▶ **Supplied text**
Case Information
*1 22-6532 Lin v. Bondi
BIA Wright, IJ A094 926 253 UNITED STATES COURT OF APPEALS FOR THE SECOND CIRCUIT SUMMARY ORDER RULINGS BY SUMMARY ORDER DO NOT HAVE PRECEDENTIAL EFFECT. CITATION TO A SUMMARY ORDER FILED ON OR AFTER JANUARY 1, 2007, IS PERMITTED AND IS GOVERNED BY FEDERAL RULE OF APPELLATE PROCEDURE 32.1 AND THIS COURT’S LOCAL RULE 32.1.1. WHEN CITING A SUMMARY ORDER IN A DOCUMENT FILED WITH THIS COURT, A PARTY MUST CITE EITHER THE FEDERAL APPENDIX OR AN ELECTRONIC DATABASE (WITH THE NOTATION “SUMMARY ORDER”). A PARTY CITING A SUMMARY ORDER MUST SERVE A COPY OF IT ON ANY PARTY NOT REPRESENTED BY COUNSEL.
At a stated term of the United States Court of Appeals for the Second Circuit, held at the Thurgood Marshall United States Courthouse, 40 Foley Square, in the City of New York, on the 31 st day of October, two thousand twenty-five. PRESENT:
DENNY CHIN, RAYMOND J. LOHIER, JR., MYRNA PÉREZ,
Circuit Judges. _____________________________________ JIANCHUAN LIN,
Petitioner , v. 22-6532
NAC PAMELA BONDI, UNITED STATES ATTORNEY GENERAL,
Respondent . [*] _____________________________________ *2 FOR PETITIONER: Jianchuan Lin, pro se, El Monte, CA. FOR RESPONDENT: Brian Boynton, Principal Deputy Assistant
Attorney General; Anthony P. Nicastro, Assistant Director; Matthew B. George, Senior Litigation Counsel; Office of Immigration Litigation, United States Department of Justice, Washington, DC.
UPON DUE CONSIDERATION of this petition for review of a Board of Immigration Appeals (“BIA”) decision, it is hereby ORDERED, ADJUDGED, AND DECREED that the petition for review is GRANTED.
Petitioner pro se Jianchuan Lin, a native and citizen of the People’s Republic of China, seeks review of a decision of the BIA affirming a decision of an Immigration Judge (“IJ”) denying his application for asylum, withholding of removal, and relief under the Convention Against Torture (“CAT”). In re Chaun Lin , No. A 094 926 253 (B.I.A. Oct. 26, 2022), aff’g , No. A 094 926 253 (Immigr. Ct. N.Y.C. Jan. 24, 2018). We assume the parties’ familiarity with the underlying facts and procedural history, which we recite only as necessary to explain our decision.

▶ **Recorded data**
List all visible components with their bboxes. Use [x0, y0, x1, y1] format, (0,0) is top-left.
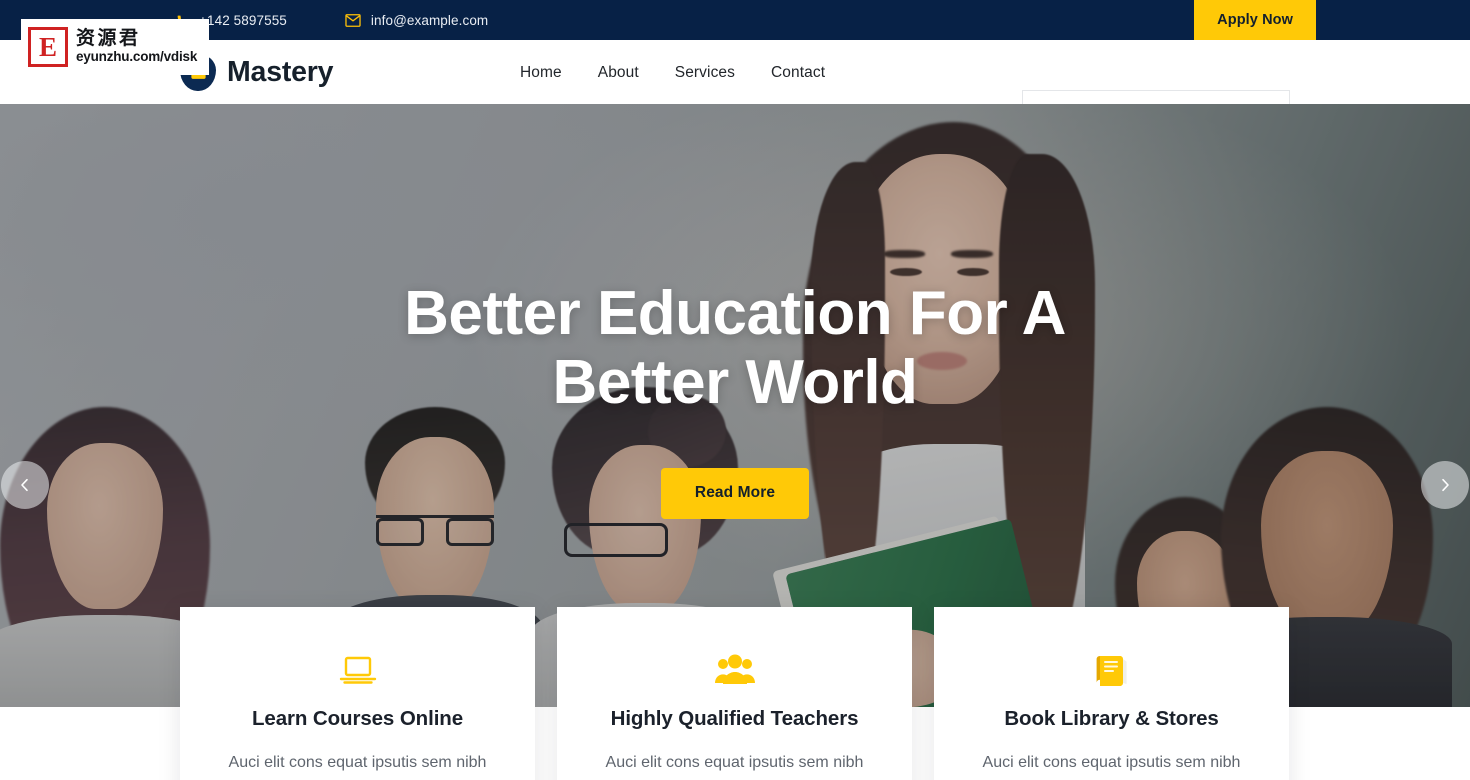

▶ **Jobs**
(a) Repeat word for word the passage of the Lin v. Bondi court order starting with "Petitioner pro se" and going on through "explain our decision.".
(b) Write the next part of the Lin v. Bondi court order, picking up right after its last sentence.

▶ **Responses to the exercise**
(a)
Petitioner pro se Jianchuan Lin, a native and citizen of the People’s Republic of China, seeks review of a decision of the BIA affirming a decision of an Immigration Judge (“IJ”) denying his application for asylum, withholding of removal, and relief under the Convention Against Torture (“CAT”). In re Chaun Lin , No. A 094 926 253 (B.I.A. Oct. 26, 2022), aff’g , No. A 094 926 253 (Immigr. Ct. N.Y.C. Jan. 24, 2018). We assume the parties’ familiarity with the underlying facts and procedural history, which we recite only as necessary to explain our decision.

(b)
BACKGROUND
Lin claims that he fears persecution and torture based on imputed political opinion, because the Chinese government believes that he is a supporter of the *3 Falun Gong movement, a religious group that the Chinese government considers to be anti-government. See Gao v. Gonzales , 424 F.3d 122, 129 (2d Cir. 2005) (“[T]he question in this case is not whether [Petitioner] was or is a practitioner of Falun Gong, but whether authorities would have perceived him as such or as a supporter of the movement because of his activities.”). In support of his claim, Lin offered testimony and other evidence that Chinese authorities arrested his friend and attempted to arrest him for distributing Falun Gong flyers in 2007 and 2008, and though Lin successfully fled China, authorities continued to look for him.
Among other evidence, Lin submitted: (1) extensive testimony that the IJ found credible, Cert. Admin. Record (“CAR”) at 55, 130–64; (2) a written statement describing his near-detention by the authorities, id. at 177–81; (3) a letter from his sister corroborating Lin’s account and explaining that the authorities continued to look for Lin after he fled in 2008, id. at 208–16; (4) a letter from the mother of his friend whom the police did arrest when Lin escaped, describing her son’s torture at the hands of the authorities, id. at 217–27; (5) a letter from Lin’s aunt discussing the incident in which Lin narrowly escaped persecution and his flight from China, id. at 422–26; (6) notices posted by (i) the local village committee and (ii) Lin’s former employer, which alerted the public that Lin was wanted by the authorities *4 for his involvement with Falun Gong, id. at 200–07; and (7) country conditions reports discussing persecution of Falun Gong adherents in China. Id. at 250–383.
The IJ found Lin credible but nonetheless found he had not met his burden to establish a well-founded fear or likelihood of persecution, nor a probability of future torture, because he failed to corroborate certain aspects of his claim on which his testimony was vague. The BIA affirmed and adopted the IJ’s reasoning.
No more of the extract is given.